### Task to carry out
Repeat each entry exactly and drop the pictures.

### Data entries

-- START --

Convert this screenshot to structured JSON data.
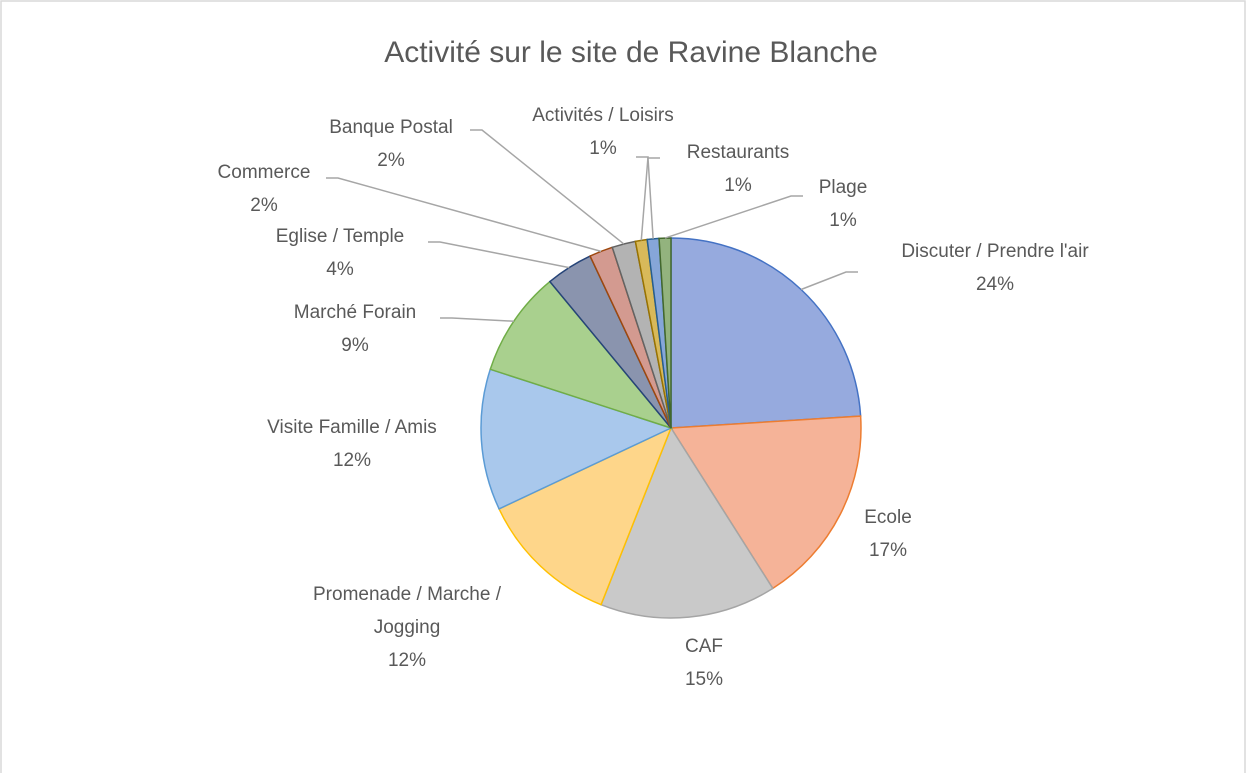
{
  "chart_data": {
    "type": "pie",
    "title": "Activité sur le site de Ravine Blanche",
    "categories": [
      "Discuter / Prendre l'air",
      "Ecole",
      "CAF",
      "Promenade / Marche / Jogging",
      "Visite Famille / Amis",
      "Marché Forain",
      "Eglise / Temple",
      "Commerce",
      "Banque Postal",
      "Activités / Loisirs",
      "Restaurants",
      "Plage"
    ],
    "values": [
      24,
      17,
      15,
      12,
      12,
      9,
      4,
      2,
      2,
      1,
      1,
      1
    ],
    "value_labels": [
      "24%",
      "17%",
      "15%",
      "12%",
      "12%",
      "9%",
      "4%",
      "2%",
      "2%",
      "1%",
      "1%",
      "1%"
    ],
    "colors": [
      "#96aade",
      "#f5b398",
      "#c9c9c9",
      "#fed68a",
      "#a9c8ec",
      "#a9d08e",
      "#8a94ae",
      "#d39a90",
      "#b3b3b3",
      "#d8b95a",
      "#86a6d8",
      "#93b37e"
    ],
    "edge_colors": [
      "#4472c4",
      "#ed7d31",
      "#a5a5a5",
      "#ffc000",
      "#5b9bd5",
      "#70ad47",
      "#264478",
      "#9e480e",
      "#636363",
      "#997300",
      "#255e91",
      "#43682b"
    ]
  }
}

-- END --

### Problem solution
Convert this screenshot to structured JSON data.
{
  "chart_data": {
    "type": "pie",
    "title": "Activité sur le site de Ravine Blanche",
    "categories": [
      "Discuter / Prendre l'air",
      "Ecole",
      "CAF",
      "Promenade / Marche / Jogging",
      "Visite Famille / Amis",
      "Marché Forain",
      "Eglise / Temple",
      "Commerce",
      "Banque Postal",
      "Activités / Loisirs",
      "Restaurants",
      "Plage"
    ],
    "values": [
      24,
      17,
      15,
      12,
      12,
      9,
      4,
      2,
      2,
      1,
      1,
      1
    ],
    "value_labels": [
      "24%",
      "17%",
      "15%",
      "12%",
      "12%",
      "9%",
      "4%",
      "2%",
      "2%",
      "1%",
      "1%",
      "1%"
    ],
    "colors": [
      "#96aade",
      "#f5b398",
      "#c9c9c9",
      "#fed68a",
      "#a9c8ec",
      "#a9d08e",
      "#8a94ae",
      "#d39a90",
      "#b3b3b3",
      "#d8b95a",
      "#86a6d8",
      "#93b37e"
    ],
    "edge_colors": [
      "#4472c4",
      "#ed7d31",
      "#a5a5a5",
      "#ffc000",
      "#5b9bd5",
      "#70ad47",
      "#264478",
      "#9e480e",
      "#636363",
      "#997300",
      "#255e91",
      "#43682b"
    ]
  }
}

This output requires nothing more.